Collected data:
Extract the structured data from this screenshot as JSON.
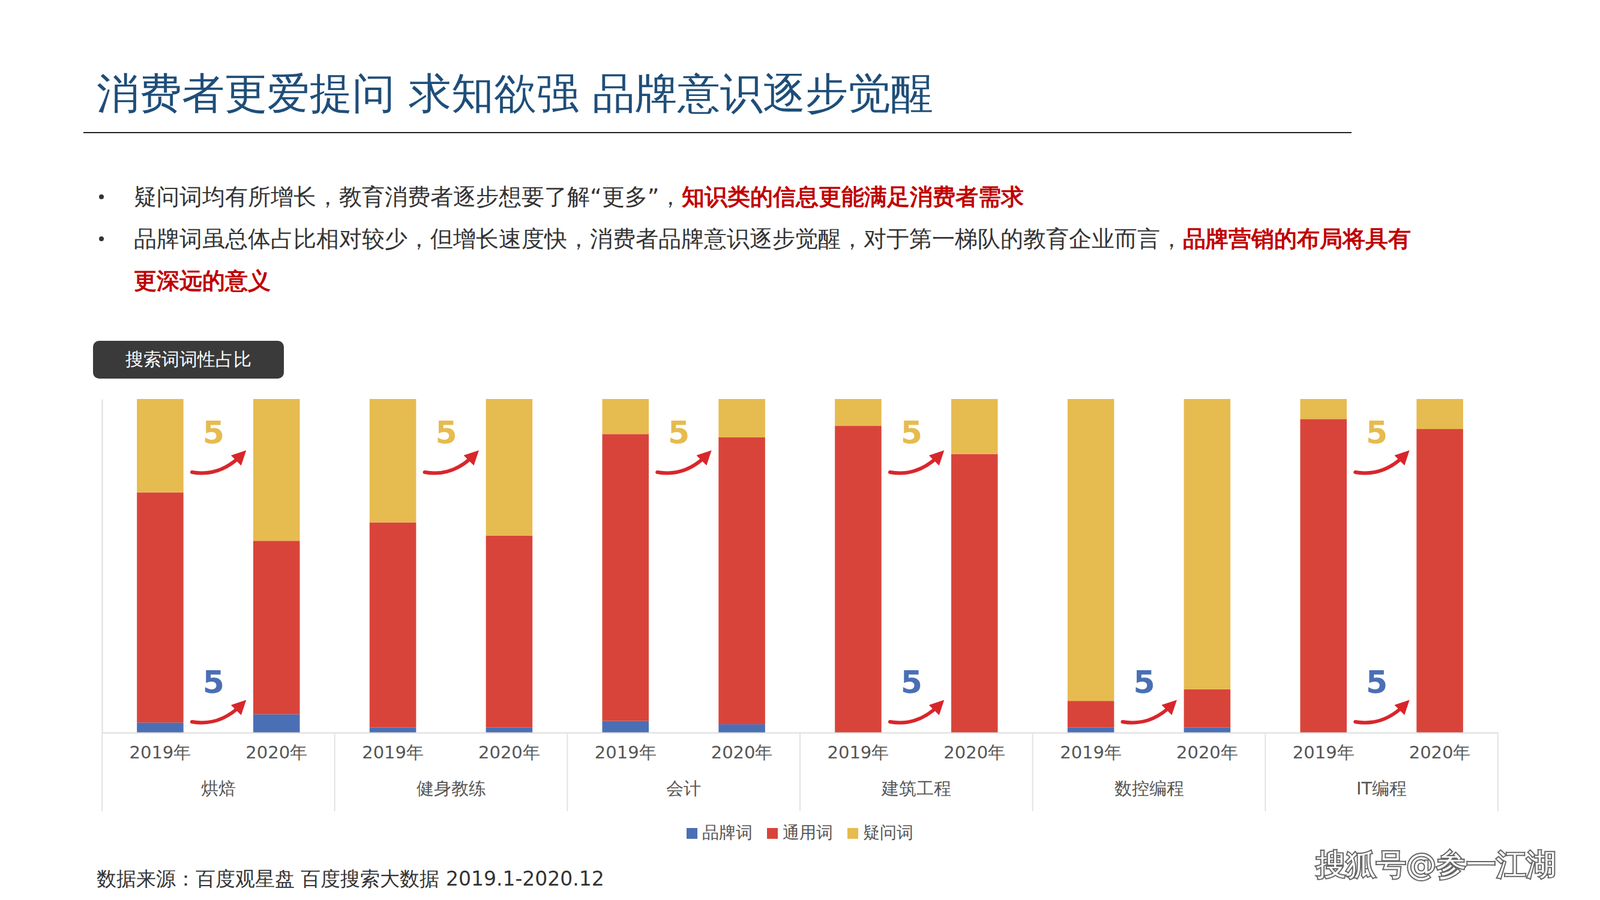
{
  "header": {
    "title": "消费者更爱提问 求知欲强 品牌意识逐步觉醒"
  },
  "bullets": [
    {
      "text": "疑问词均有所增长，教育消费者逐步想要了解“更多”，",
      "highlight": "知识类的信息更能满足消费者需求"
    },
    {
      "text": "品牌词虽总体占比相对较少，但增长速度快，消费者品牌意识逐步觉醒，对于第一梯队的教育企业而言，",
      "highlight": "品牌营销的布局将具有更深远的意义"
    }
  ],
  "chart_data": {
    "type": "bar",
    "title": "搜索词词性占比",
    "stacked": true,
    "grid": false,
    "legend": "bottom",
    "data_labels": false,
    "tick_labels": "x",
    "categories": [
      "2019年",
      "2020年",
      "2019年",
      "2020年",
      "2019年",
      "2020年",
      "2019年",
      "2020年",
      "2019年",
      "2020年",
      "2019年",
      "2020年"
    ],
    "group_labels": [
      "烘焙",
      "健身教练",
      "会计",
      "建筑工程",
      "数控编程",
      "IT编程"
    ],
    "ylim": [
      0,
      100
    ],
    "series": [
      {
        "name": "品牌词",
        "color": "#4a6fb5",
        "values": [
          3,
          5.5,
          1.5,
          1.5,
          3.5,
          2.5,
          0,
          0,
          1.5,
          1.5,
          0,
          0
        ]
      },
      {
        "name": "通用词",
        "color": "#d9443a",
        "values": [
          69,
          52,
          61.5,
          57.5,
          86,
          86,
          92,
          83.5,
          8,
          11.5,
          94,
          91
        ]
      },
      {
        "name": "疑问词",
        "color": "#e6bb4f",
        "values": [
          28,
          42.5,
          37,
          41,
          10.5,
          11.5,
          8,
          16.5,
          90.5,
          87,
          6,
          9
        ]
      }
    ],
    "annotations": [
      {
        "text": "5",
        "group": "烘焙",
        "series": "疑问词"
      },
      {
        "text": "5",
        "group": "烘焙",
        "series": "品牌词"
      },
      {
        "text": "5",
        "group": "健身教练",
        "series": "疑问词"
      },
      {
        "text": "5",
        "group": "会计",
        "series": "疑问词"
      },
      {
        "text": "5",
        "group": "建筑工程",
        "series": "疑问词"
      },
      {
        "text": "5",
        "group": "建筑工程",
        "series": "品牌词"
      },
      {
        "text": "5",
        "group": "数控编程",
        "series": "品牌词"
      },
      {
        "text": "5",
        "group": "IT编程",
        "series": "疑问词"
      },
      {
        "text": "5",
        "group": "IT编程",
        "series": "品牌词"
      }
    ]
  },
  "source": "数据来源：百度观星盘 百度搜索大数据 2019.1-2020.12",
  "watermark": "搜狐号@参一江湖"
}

Do this: Repeat the material above verbatim. Leave the pictures behind.

Completed exercise:
Extract the structured data from this screenshot as JSON.
{
  "header": {
    "title": "消费者更爱提问 求知欲强 品牌意识逐步觉醒"
  },
  "bullets": [
    {
      "text": "疑问词均有所增长，教育消费者逐步想要了解“更多”，",
      "highlight": "知识类的信息更能满足消费者需求"
    },
    {
      "text": "品牌词虽总体占比相对较少，但增长速度快，消费者品牌意识逐步觉醒，对于第一梯队的教育企业而言，",
      "highlight": "品牌营销的布局将具有更深远的意义"
    }
  ],
  "chart_data": {
    "type": "bar",
    "title": "搜索词词性占比",
    "stacked": true,
    "grid": false,
    "legend": "bottom",
    "data_labels": false,
    "tick_labels": "x",
    "categories": [
      "2019年",
      "2020年",
      "2019年",
      "2020年",
      "2019年",
      "2020年",
      "2019年",
      "2020年",
      "2019年",
      "2020年",
      "2019年",
      "2020年"
    ],
    "group_labels": [
      "烘焙",
      "健身教练",
      "会计",
      "建筑工程",
      "数控编程",
      "IT编程"
    ],
    "ylim": [
      0,
      100
    ],
    "series": [
      {
        "name": "品牌词",
        "color": "#4a6fb5",
        "values": [
          3,
          5.5,
          1.5,
          1.5,
          3.5,
          2.5,
          0,
          0,
          1.5,
          1.5,
          0,
          0
        ]
      },
      {
        "name": "通用词",
        "color": "#d9443a",
        "values": [
          69,
          52,
          61.5,
          57.5,
          86,
          86,
          92,
          83.5,
          8,
          11.5,
          94,
          91
        ]
      },
      {
        "name": "疑问词",
        "color": "#e6bb4f",
        "values": [
          28,
          42.5,
          37,
          41,
          10.5,
          11.5,
          8,
          16.5,
          90.5,
          87,
          6,
          9
        ]
      }
    ],
    "annotations": [
      {
        "text": "5",
        "group": "烘焙",
        "series": "疑问词"
      },
      {
        "text": "5",
        "group": "烘焙",
        "series": "品牌词"
      },
      {
        "text": "5",
        "group": "健身教练",
        "series": "疑问词"
      },
      {
        "text": "5",
        "group": "会计",
        "series": "疑问词"
      },
      {
        "text": "5",
        "group": "建筑工程",
        "series": "疑问词"
      },
      {
        "text": "5",
        "group": "建筑工程",
        "series": "品牌词"
      },
      {
        "text": "5",
        "group": "数控编程",
        "series": "品牌词"
      },
      {
        "text": "5",
        "group": "IT编程",
        "series": "疑问词"
      },
      {
        "text": "5",
        "group": "IT编程",
        "series": "品牌词"
      }
    ]
  },
  "source": "数据来源：百度观星盘 百度搜索大数据 2019.1-2020.12",
  "watermark": "搜狐号@参一江湖"
}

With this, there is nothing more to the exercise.